**What the task requires:**
Give the count of lines in the data that include "Январь", with no other words.
** begin Records shown **
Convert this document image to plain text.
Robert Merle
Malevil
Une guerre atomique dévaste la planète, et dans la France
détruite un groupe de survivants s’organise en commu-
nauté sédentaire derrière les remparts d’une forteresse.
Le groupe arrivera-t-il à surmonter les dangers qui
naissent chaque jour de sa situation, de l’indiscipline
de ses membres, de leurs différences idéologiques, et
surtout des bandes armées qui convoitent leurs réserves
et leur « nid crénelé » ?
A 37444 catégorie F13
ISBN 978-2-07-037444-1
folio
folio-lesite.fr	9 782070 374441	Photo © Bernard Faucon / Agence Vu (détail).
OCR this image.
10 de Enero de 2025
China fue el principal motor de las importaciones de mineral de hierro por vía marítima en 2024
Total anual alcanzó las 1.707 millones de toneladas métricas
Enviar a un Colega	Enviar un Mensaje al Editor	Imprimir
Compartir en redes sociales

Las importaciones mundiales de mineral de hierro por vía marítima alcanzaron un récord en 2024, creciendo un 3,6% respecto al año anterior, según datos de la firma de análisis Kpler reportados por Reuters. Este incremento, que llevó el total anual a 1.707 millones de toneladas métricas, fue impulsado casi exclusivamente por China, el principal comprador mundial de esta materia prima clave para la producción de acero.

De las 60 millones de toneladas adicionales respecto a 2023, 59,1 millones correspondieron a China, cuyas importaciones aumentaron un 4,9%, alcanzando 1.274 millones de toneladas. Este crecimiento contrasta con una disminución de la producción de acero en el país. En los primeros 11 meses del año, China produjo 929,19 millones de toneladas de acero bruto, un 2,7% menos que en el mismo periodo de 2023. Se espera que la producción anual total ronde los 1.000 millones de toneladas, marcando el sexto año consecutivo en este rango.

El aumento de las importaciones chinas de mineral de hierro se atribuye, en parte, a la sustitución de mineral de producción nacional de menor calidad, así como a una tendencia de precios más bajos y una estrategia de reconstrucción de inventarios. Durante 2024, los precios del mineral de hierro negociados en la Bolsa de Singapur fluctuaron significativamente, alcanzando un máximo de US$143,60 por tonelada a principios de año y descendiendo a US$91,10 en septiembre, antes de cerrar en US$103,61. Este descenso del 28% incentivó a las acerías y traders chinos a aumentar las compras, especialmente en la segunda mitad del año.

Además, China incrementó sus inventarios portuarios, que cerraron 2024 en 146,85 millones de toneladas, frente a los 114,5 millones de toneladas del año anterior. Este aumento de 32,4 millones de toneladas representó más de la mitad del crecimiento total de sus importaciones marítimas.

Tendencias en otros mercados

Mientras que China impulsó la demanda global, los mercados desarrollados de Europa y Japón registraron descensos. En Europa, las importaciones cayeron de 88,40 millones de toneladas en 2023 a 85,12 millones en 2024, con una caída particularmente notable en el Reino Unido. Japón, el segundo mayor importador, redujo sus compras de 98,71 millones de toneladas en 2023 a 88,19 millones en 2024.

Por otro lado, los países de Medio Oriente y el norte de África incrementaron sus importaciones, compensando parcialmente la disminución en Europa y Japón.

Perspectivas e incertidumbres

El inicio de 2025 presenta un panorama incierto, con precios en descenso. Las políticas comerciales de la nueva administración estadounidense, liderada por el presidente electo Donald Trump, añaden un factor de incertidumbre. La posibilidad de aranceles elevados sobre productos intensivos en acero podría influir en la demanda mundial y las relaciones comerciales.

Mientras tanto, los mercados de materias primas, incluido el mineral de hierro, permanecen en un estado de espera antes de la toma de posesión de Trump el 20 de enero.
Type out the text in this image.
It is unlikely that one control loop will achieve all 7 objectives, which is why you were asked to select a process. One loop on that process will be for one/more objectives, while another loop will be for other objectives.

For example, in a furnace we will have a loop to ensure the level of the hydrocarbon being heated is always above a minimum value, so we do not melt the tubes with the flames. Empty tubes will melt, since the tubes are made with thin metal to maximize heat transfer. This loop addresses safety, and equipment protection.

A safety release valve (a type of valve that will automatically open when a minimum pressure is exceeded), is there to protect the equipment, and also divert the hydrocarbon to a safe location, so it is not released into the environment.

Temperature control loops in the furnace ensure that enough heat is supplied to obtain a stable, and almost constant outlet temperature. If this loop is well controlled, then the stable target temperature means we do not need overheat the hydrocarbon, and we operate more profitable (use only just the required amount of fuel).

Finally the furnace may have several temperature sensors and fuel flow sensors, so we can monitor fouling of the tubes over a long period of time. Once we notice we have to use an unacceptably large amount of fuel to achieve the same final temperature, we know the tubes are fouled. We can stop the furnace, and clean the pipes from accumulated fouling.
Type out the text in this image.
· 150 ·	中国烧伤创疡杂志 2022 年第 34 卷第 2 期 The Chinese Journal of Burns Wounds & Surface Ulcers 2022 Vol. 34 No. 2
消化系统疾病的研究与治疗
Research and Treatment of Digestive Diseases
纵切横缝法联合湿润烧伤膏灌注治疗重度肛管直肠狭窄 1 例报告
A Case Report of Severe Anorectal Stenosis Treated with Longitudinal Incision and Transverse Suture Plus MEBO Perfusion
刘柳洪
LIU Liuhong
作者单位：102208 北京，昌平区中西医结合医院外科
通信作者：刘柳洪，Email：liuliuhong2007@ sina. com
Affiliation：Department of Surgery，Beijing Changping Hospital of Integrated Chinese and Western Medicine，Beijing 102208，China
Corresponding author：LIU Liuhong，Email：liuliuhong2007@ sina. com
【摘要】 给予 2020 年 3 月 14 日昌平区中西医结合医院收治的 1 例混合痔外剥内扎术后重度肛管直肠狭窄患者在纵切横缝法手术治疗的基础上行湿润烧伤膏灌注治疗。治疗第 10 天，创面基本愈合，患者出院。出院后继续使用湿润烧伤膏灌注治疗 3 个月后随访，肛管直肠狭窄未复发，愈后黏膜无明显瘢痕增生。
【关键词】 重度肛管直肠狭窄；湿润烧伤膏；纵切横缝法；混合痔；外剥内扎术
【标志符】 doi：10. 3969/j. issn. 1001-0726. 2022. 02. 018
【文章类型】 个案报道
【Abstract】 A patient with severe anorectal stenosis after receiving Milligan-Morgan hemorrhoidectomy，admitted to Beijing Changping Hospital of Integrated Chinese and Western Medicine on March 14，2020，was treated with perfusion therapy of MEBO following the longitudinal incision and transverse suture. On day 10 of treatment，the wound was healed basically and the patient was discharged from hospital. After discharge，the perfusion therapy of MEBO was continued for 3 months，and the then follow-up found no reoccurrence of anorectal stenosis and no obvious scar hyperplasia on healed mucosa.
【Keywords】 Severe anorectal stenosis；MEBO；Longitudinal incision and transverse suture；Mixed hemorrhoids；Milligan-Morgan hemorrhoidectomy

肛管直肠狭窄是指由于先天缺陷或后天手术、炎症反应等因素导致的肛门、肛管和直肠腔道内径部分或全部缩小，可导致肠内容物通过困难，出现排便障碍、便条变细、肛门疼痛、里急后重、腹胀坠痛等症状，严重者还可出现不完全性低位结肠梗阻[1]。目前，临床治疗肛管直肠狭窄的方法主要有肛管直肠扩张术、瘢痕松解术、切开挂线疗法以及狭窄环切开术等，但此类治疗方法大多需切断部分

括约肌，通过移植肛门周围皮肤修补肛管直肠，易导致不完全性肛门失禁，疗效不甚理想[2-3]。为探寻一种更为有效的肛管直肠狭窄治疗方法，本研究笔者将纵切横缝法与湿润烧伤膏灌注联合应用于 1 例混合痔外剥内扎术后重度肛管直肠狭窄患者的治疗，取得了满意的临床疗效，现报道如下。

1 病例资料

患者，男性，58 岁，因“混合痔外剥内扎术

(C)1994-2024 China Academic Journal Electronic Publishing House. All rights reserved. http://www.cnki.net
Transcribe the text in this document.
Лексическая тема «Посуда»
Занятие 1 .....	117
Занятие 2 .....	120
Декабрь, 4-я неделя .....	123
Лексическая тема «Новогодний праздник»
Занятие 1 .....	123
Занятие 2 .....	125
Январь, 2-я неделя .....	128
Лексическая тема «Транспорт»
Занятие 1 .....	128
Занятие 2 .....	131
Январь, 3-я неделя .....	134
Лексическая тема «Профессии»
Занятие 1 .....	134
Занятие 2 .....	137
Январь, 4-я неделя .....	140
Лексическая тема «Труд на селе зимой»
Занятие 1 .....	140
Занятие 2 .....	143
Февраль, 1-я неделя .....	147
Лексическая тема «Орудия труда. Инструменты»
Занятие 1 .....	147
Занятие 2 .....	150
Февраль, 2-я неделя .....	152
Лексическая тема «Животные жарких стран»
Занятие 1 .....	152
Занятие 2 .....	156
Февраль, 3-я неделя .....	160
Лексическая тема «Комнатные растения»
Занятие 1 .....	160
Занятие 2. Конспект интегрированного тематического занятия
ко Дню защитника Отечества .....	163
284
** end Records shown **
**Problem solution:**
3